■ Task requirements ■
For each record here, output an exact copy.

○ ○ ○ ○ ○ ○ ○

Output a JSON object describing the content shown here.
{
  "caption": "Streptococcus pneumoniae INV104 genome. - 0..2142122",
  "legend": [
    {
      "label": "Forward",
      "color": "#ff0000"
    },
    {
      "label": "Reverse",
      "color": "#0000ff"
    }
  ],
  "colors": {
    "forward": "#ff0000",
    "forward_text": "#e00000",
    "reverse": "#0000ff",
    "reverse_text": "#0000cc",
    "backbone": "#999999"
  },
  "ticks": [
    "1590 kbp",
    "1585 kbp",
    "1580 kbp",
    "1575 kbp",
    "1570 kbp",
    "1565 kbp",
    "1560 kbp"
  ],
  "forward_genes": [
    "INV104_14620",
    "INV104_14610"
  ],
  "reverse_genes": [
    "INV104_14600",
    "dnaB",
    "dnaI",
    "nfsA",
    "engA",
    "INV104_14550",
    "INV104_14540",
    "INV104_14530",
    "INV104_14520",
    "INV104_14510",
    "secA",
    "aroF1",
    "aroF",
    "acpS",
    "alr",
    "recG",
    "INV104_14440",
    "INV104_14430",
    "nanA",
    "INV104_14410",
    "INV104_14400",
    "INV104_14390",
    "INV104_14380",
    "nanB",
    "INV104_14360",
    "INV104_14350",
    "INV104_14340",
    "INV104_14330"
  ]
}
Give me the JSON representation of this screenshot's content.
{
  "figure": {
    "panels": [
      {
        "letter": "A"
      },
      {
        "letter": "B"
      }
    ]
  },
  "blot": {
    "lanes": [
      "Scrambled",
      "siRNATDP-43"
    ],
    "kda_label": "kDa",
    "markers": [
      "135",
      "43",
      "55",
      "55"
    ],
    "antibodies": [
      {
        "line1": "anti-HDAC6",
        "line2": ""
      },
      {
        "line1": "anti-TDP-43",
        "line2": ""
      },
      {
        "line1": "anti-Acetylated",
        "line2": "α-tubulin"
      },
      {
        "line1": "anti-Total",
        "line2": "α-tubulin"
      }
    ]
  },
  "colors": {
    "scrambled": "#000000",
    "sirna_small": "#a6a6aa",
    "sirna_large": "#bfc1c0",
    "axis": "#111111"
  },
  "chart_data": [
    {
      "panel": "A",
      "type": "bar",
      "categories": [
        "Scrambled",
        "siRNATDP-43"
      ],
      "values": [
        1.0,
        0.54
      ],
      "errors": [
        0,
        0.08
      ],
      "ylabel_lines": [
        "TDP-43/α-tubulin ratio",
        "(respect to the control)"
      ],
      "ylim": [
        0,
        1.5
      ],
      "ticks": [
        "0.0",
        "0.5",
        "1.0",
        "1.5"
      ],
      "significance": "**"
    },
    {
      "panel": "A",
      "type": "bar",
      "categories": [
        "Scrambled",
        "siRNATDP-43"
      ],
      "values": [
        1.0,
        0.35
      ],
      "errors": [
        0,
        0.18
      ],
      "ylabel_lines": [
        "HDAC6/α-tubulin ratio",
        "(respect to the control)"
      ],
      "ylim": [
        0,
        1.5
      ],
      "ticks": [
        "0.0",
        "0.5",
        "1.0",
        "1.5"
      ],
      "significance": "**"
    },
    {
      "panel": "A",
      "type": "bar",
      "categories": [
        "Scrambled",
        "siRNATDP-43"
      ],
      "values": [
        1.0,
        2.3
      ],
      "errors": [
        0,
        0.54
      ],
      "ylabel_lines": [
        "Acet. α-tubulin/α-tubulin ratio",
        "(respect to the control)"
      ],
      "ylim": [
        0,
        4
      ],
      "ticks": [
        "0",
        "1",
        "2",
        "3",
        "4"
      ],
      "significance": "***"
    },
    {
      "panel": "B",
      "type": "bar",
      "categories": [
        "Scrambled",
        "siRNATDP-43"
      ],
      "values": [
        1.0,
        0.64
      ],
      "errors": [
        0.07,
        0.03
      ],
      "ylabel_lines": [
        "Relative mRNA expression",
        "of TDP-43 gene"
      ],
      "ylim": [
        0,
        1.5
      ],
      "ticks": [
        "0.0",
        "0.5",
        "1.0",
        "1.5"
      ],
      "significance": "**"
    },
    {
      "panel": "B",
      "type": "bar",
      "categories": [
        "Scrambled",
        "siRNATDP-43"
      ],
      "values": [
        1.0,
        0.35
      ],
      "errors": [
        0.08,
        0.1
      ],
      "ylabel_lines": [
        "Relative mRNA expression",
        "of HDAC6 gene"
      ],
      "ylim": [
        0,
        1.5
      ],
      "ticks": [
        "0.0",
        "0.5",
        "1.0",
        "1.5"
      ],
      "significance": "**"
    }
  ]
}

○ ○ ○ ○ ○ ○ ○

■ Your solution ■
Output a JSON object describing the content shown here.
{
  "caption": "Streptococcus pneumoniae INV104 genome. - 0..2142122",
  "legend": [
    {
      "label": "Forward",
      "color": "#ff0000"
    },
    {
      "label": "Reverse",
      "color": "#0000ff"
    }
  ],
  "colors": {
    "forward": "#ff0000",
    "forward_text": "#e00000",
    "reverse": "#0000ff",
    "reverse_text": "#0000cc",
    "backbone": "#999999"
  },
  "ticks": [
    "1590 kbp",
    "1585 kbp",
    "1580 kbp",
    "1575 kbp",
    "1570 kbp",
    "1565 kbp",
    "1560 kbp"
  ],
  "forward_genes": [
    "INV104_14620",
    "INV104_14610"
  ],
  "reverse_genes": [
    "INV104_14600",
    "dnaB",
    "dnaI",
    "nfsA",
    "engA",
    "INV104_14550",
    "INV104_14540",
    "INV104_14530",
    "INV104_14520",
    "INV104_14510",
    "secA",
    "aroF1",
    "aroF",
    "acpS",
    "alr",
    "recG",
    "INV104_14440",
    "INV104_14430",
    "nanA",
    "INV104_14410",
    "INV104_14400",
    "INV104_14390",
    "INV104_14380",
    "nanB",
    "INV104_14360",
    "INV104_14350",
    "INV104_14340",
    "INV104_14330"
  ]
}
Give me the JSON representation of this screenshot's content.
{
  "figure": {
    "panels": [
      {
        "letter": "A"
      },
      {
        "letter": "B"
      }
    ]
  },
  "blot": {
    "lanes": [
      "Scrambled",
      "siRNATDP-43"
    ],
    "kda_label": "kDa",
    "markers": [
      "135",
      "43",
      "55",
      "55"
    ],
    "antibodies": [
      {
        "line1": "anti-HDAC6",
        "line2": ""
      },
      {
        "line1": "anti-TDP-43",
        "line2": ""
      },
      {
        "line1": "anti-Acetylated",
        "line2": "α-tubulin"
      },
      {
        "line1": "anti-Total",
        "line2": "α-tubulin"
      }
    ]
  },
  "colors": {
    "scrambled": "#000000",
    "sirna_small": "#a6a6aa",
    "sirna_large": "#bfc1c0",
    "axis": "#111111"
  },
  "chart_data": [
    {
      "panel": "A",
      "type": "bar",
      "categories": [
        "Scrambled",
        "siRNATDP-43"
      ],
      "values": [
        1.0,
        0.54
      ],
      "errors": [
        0,
        0.08
      ],
      "ylabel_lines": [
        "TDP-43/α-tubulin ratio",
        "(respect to the control)"
      ],
      "ylim": [
        0,
        1.5
      ],
      "ticks": [
        "0.0",
        "0.5",
        "1.0",
        "1.5"
      ],
      "significance": "**"
    },
    {
      "panel": "A",
      "type": "bar",
      "categories": [
        "Scrambled",
        "siRNATDP-43"
      ],
      "values": [
        1.0,
        0.35
      ],
      "errors": [
        0,
        0.18
      ],
      "ylabel_lines": [
        "HDAC6/α-tubulin ratio",
        "(respect to the control)"
      ],
      "ylim": [
        0,
        1.5
      ],
      "ticks": [
        "0.0",
        "0.5",
        "1.0",
        "1.5"
      ],
      "significance": "**"
    },
    {
      "panel": "A",
      "type": "bar",
      "categories": [
        "Scrambled",
        "siRNATDP-43"
      ],
      "values": [
        1.0,
        2.3
      ],
      "errors": [
        0,
        0.54
      ],
      "ylabel_lines": [
        "Acet. α-tubulin/α-tubulin ratio",
        "(respect to the control)"
      ],
      "ylim": [
        0,
        4
      ],
      "ticks": [
        "0",
        "1",
        "2",
        "3",
        "4"
      ],
      "significance": "***"
    },
    {
      "panel": "B",
      "type": "bar",
      "categories": [
        "Scrambled",
        "siRNATDP-43"
      ],
      "values": [
        1.0,
        0.64
      ],
      "errors": [
        0.07,
        0.03
      ],
      "ylabel_lines": [
        "Relative mRNA expression",
        "of TDP-43 gene"
      ],
      "ylim": [
        0,
        1.5
      ],
      "ticks": [
        "0.0",
        "0.5",
        "1.0",
        "1.5"
      ],
      "significance": "**"
    },
    {
      "panel": "B",
      "type": "bar",
      "categories": [
        "Scrambled",
        "siRNATDP-43"
      ],
      "values": [
        1.0,
        0.35
      ],
      "errors": [
        0.08,
        0.1
      ],
      "ylabel_lines": [
        "Relative mRNA expression",
        "of HDAC6 gene"
      ],
      "ylim": [
        0,
        1.5
      ],
      "ticks": [
        "0.0",
        "0.5",
        "1.0",
        "1.5"
      ],
      "significance": "**"
    }
  ]
}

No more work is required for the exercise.